Dataset rows

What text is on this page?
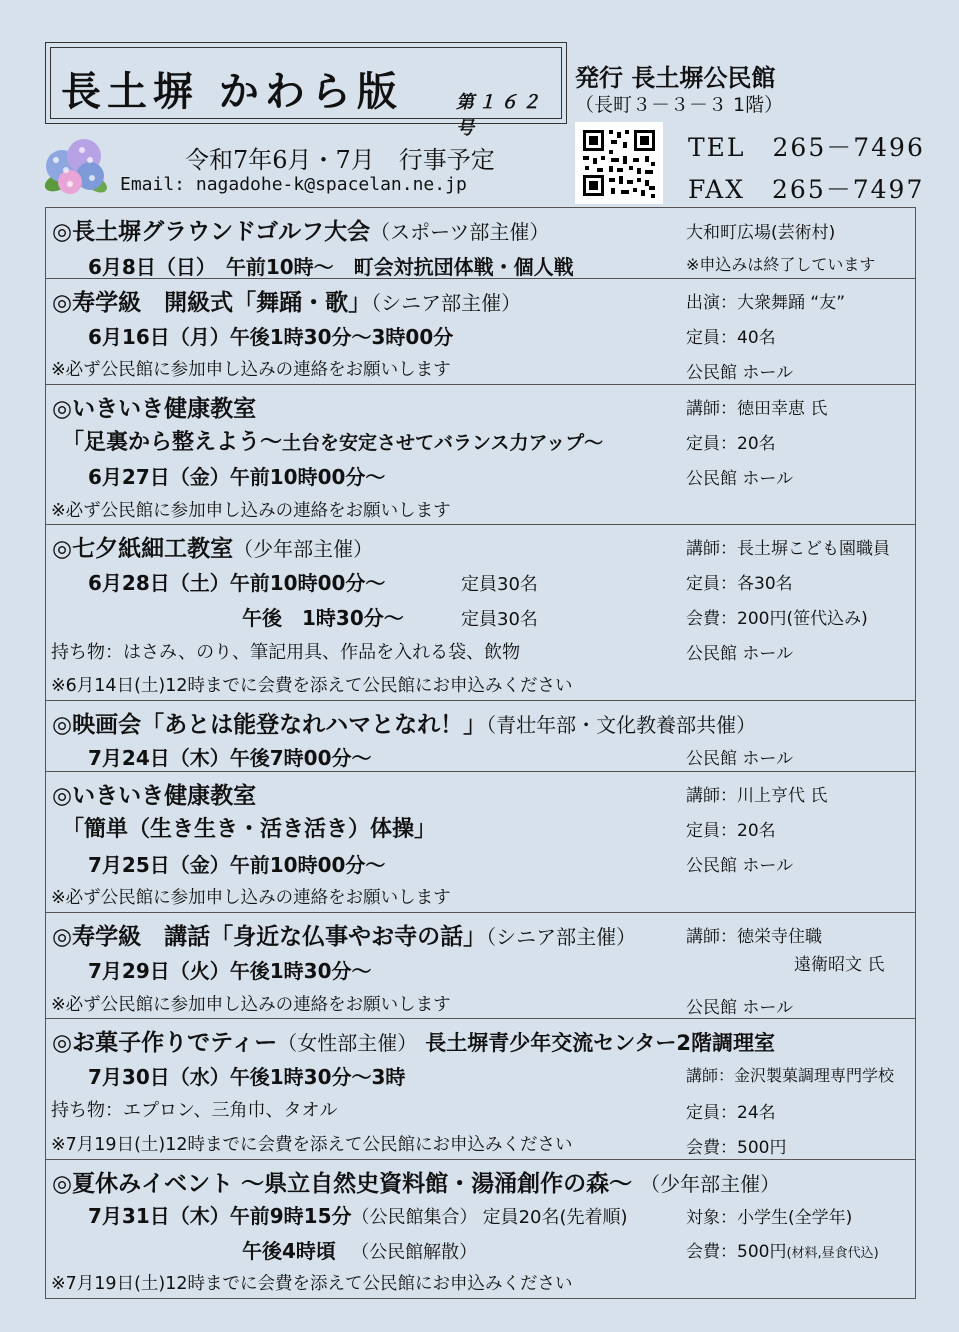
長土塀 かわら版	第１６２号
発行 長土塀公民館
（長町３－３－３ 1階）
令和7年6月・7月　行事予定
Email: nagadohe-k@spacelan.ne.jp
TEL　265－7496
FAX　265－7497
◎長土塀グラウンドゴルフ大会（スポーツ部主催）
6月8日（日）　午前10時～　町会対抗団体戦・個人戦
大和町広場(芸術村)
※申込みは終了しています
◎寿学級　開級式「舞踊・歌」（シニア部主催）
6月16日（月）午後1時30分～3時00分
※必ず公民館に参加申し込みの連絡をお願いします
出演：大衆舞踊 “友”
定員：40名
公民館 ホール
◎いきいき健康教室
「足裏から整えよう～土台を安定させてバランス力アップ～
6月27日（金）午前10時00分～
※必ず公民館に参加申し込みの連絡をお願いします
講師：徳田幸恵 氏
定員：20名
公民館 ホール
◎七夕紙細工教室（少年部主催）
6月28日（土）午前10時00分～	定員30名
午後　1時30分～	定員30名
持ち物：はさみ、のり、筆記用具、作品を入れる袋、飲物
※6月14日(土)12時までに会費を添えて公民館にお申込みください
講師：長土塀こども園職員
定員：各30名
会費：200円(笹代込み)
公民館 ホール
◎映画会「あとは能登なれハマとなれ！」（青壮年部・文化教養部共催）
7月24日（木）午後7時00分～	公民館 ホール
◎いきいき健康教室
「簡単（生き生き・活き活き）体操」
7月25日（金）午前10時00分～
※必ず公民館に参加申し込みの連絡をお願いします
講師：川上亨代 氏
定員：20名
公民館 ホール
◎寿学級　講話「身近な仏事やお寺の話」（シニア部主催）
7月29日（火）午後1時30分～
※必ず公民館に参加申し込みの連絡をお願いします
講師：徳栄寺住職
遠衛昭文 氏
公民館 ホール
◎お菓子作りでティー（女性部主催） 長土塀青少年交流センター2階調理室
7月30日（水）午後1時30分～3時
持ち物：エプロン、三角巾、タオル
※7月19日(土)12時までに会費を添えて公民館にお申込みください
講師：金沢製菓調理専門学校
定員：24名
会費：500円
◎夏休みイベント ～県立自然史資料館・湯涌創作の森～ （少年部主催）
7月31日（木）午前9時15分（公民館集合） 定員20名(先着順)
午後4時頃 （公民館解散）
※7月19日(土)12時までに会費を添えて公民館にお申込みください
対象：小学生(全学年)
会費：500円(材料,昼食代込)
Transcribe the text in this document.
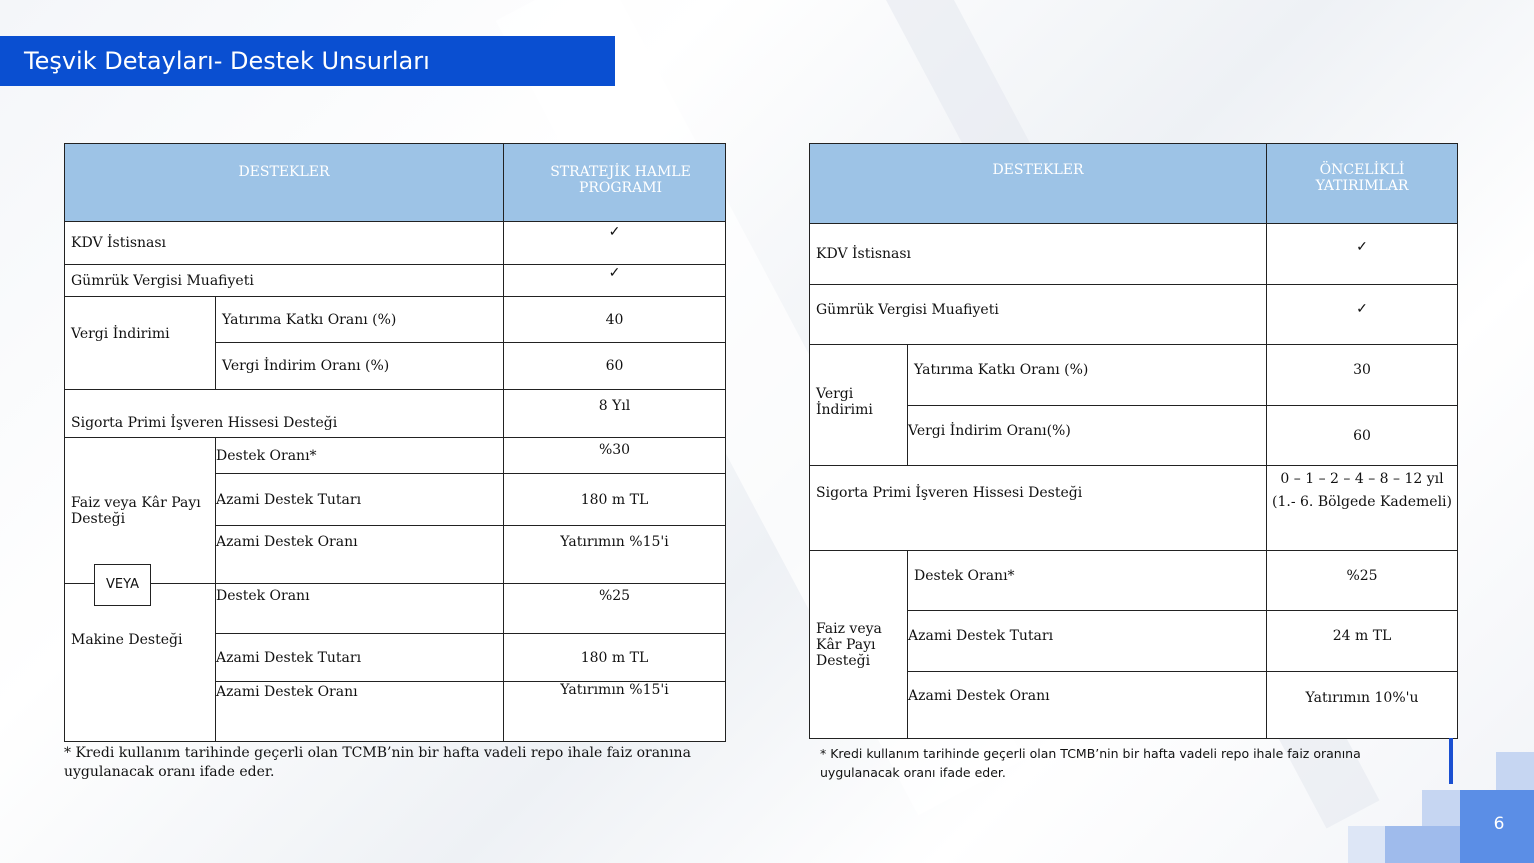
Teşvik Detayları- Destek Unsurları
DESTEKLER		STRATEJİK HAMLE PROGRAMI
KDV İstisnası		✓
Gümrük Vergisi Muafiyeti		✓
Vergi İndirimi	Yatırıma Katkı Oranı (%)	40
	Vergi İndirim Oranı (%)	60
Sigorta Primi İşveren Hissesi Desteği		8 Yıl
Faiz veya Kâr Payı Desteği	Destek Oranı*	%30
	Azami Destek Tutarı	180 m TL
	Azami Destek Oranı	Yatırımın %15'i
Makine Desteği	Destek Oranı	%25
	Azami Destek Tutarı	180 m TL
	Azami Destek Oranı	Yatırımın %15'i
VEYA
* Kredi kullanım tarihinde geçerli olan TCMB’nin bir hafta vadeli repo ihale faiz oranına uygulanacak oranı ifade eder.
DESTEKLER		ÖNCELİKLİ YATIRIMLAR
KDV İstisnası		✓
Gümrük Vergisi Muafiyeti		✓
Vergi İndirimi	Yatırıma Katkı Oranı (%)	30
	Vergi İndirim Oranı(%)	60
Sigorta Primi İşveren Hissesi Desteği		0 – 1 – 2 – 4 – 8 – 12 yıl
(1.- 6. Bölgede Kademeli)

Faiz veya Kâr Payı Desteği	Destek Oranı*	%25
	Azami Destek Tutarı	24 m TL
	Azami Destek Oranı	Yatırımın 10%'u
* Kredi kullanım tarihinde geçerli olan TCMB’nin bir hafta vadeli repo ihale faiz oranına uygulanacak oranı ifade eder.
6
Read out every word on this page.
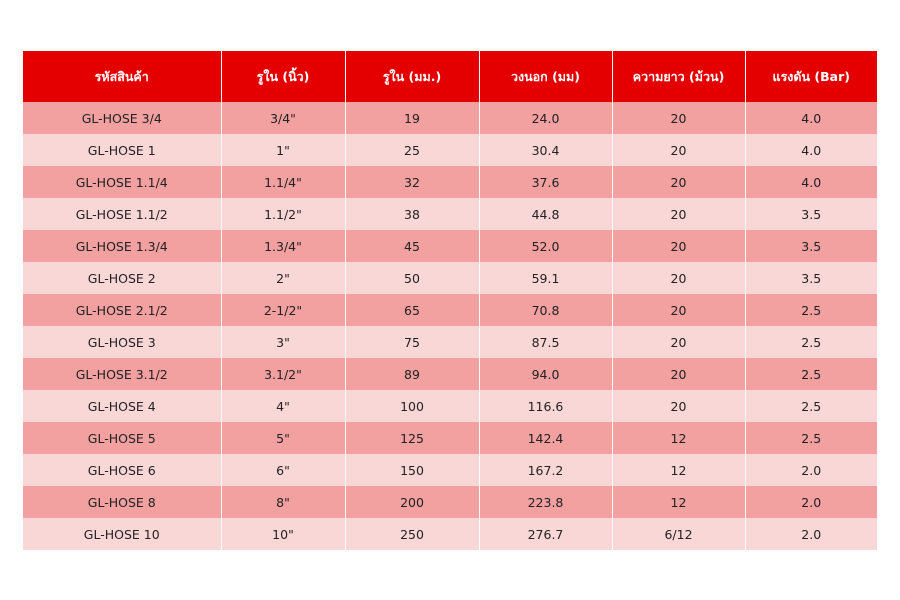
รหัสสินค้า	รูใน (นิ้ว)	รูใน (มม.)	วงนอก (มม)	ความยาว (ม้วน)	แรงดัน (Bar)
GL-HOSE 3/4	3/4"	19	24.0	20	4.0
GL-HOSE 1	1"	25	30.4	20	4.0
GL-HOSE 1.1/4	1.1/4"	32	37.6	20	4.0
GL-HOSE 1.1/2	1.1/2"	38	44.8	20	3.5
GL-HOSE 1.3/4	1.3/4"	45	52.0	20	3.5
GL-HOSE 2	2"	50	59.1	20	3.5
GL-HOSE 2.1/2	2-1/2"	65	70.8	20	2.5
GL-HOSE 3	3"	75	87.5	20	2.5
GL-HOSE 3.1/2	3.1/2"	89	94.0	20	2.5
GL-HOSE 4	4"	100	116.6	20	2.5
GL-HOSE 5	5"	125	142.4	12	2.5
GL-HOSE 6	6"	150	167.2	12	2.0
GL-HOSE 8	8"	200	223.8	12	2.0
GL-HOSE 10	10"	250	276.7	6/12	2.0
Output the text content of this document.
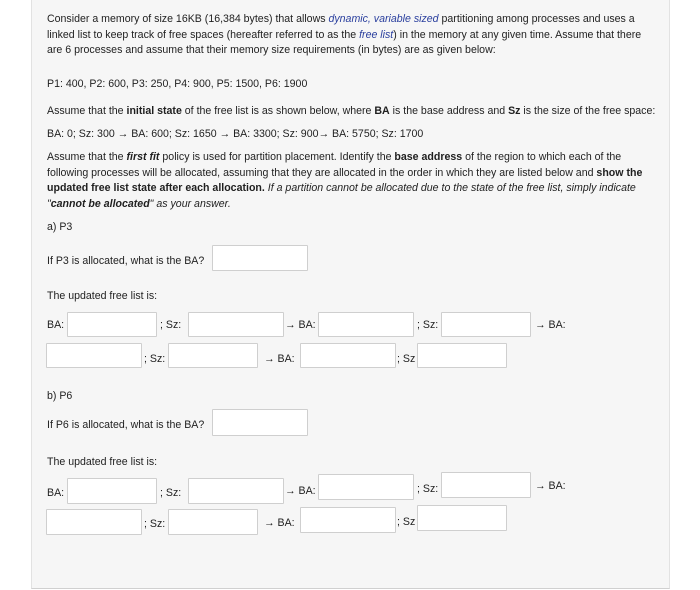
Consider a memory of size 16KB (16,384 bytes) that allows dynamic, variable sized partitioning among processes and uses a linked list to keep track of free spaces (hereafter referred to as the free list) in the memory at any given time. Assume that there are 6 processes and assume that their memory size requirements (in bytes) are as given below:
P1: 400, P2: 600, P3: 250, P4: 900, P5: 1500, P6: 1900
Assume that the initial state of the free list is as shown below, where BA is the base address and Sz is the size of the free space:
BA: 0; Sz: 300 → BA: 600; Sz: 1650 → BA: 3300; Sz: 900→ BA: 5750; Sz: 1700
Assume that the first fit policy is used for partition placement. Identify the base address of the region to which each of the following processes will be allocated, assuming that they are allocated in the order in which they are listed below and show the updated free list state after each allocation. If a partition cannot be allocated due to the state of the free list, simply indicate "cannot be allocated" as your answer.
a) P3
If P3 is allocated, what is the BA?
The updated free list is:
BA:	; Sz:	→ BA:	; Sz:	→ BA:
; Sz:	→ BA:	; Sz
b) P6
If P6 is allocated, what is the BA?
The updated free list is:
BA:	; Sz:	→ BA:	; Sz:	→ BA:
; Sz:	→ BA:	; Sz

> [GOAL] Without the pictures, reproduce every line of the records above exactly.

> [RESPONSE FOR THIS EXERCISE]
What text is on this page?
長土塀 かわら版	第１６２号
発行 長土塀公民館
（長町３－３－３ 1階）
令和7年6月・7月　行事予定
Email: nagadohe-k@spacelan.ne.jp
TEL　265－7496
FAX　265－7497
◎長土塀グラウンドゴルフ大会（スポーツ部主催）
6月8日（日）　午前10時～　町会対抗団体戦・個人戦
大和町広場(芸術村)
※申込みは終了しています
◎寿学級　開級式「舞踊・歌」（シニア部主催）
6月16日（月）午後1時30分～3時00分
※必ず公民館に参加申し込みの連絡をお願いします
出演：大衆舞踊 “友”
定員：40名
公民館 ホール
◎いきいき健康教室
「足裏から整えよう～土台を安定させてバランス力アップ～
6月27日（金）午前10時00分～
※必ず公民館に参加申し込みの連絡をお願いします
講師：徳田幸恵 氏
定員：20名
公民館 ホール
◎七夕紙細工教室（少年部主催）
6月28日（土）午前10時00分～	定員30名
午後　1時30分～	定員30名
持ち物：はさみ、のり、筆記用具、作品を入れる袋、飲物
※6月14日(土)12時までに会費を添えて公民館にお申込みください
講師：長土塀こども園職員
定員：各30名
会費：200円(笹代込み)
公民館 ホール
◎映画会「あとは能登なれハマとなれ！」（青壮年部・文化教養部共催）
7月24日（木）午後7時00分～	公民館 ホール
◎いきいき健康教室
「簡単（生き生き・活き活き）体操」
7月25日（金）午前10時00分～
※必ず公民館に参加申し込みの連絡をお願いします
講師：川上亨代 氏
定員：20名
公民館 ホール
◎寿学級　講話「身近な仏事やお寺の話」（シニア部主催）
7月29日（火）午後1時30分～
※必ず公民館に参加申し込みの連絡をお願いします
講師：徳栄寺住職
遠衛昭文 氏
公民館 ホール
◎お菓子作りでティー（女性部主催） 長土塀青少年交流センター2階調理室
7月30日（水）午後1時30分～3時
持ち物：エプロン、三角巾、タオル
※7月19日(土)12時までに会費を添えて公民館にお申込みください
講師：金沢製菓調理専門学校
定員：24名
会費：500円
◎夏休みイベント ～県立自然史資料館・湯涌創作の森～ （少年部主催）
7月31日（木）午前9時15分（公民館集合） 定員20名(先着順)
午後4時頃 （公民館解散）
※7月19日(土)12時までに会費を添えて公民館にお申込みください
対象：小学生(全学年)
会費：500円(材料,昼食代込)
Transcribe the text in this document.
Teşvik Detayları- Destek Unsurları
DESTEKLER		STRATEJİK HAMLE PROGRAMI
KDV İstisnası		✓
Gümrük Vergisi Muafiyeti		✓
Vergi İndirimi	Yatırıma Katkı Oranı (%)	40
	Vergi İndirim Oranı (%)	60
Sigorta Primi İşveren Hissesi Desteği		8 Yıl
Faiz veya Kâr Payı Desteği	Destek Oranı*	%30
	Azami Destek Tutarı	180 m TL
	Azami Destek Oranı	Yatırımın %15'i
Makine Desteği	Destek Oranı	%25
	Azami Destek Tutarı	180 m TL
	Azami Destek Oranı	Yatırımın %15'i
VEYA
* Kredi kullanım tarihinde geçerli olan TCMB’nin bir hafta vadeli repo ihale faiz oranına uygulanacak oranı ifade eder.
DESTEKLER		ÖNCELİKLİ YATIRIMLAR
KDV İstisnası		✓
Gümrük Vergisi Muafiyeti		✓
Vergi İndirimi	Yatırıma Katkı Oranı (%)	30
	Vergi İndirim Oranı(%)	60
Sigorta Primi İşveren Hissesi Desteği		0 – 1 – 2 – 4 – 8 – 12 yıl
(1.- 6. Bölgede Kademeli)

Faiz veya Kâr Payı Desteği	Destek Oranı*	%25
	Azami Destek Tutarı	24 m TL
	Azami Destek Oranı	Yatırımın 10%'u
* Kredi kullanım tarihinde geçerli olan TCMB’nin bir hafta vadeli repo ihale faiz oranına uygulanacak oranı ifade eder.
6
Read out every word on this page.
รหัสสินค้า	รูใน (นิ้ว)	รูใน (มม.)	วงนอก (มม)	ความยาว (ม้วน)	แรงดัน (Bar)
GL-HOSE 3/4	3/4"	19	24.0	20	4.0
GL-HOSE 1	1"	25	30.4	20	4.0
GL-HOSE 1.1/4	1.1/4"	32	37.6	20	4.0
GL-HOSE 1.1/2	1.1/2"	38	44.8	20	3.5
GL-HOSE 1.3/4	1.3/4"	45	52.0	20	3.5
GL-HOSE 2	2"	50	59.1	20	3.5
GL-HOSE 2.1/2	2-1/2"	65	70.8	20	2.5
GL-HOSE 3	3"	75	87.5	20	2.5
GL-HOSE 3.1/2	3.1/2"	89	94.0	20	2.5
GL-HOSE 4	4"	100	116.6	20	2.5
GL-HOSE 5	5"	125	142.4	12	2.5
GL-HOSE 6	6"	150	167.2	12	2.0
GL-HOSE 8	8"	200	223.8	12	2.0
GL-HOSE 10	10"	250	276.7	6/12	2.0
Output the text content of this document.
Consider a memory of size 16KB (16,384 bytes) that allows dynamic, variable sized partitioning among processes and uses a linked list to keep track of free spaces (hereafter referred to as the free list) in the memory at any given time. Assume that there are 6 processes and assume that their memory size requirements (in bytes) are as given below:
P1: 400, P2: 600, P3: 250, P4: 900, P5: 1500, P6: 1900
Assume that the initial state of the free list is as shown below, where BA is the base address and Sz is the size of the free space:
BA: 0; Sz: 300 → BA: 600; Sz: 1650 → BA: 3300; Sz: 900→ BA: 5750; Sz: 1700
Assume that the first fit policy is used for partition placement. Identify the base address of the region to which each of the following processes will be allocated, assuming that they are allocated in the order in which they are listed below and show the updated free list state after each allocation. If a partition cannot be allocated due to the state of the free list, simply indicate "cannot be allocated" as your answer.
a) P3
If P3 is allocated, what is the BA?
The updated free list is:
BA:	; Sz:	→ BA:	; Sz:	→ BA:
; Sz:	→ BA:	; Sz
b) P6
If P6 is allocated, what is the BA?
The updated free list is:
BA:	; Sz:	→ BA:	; Sz:	→ BA:
; Sz:	→ BA:	; Sz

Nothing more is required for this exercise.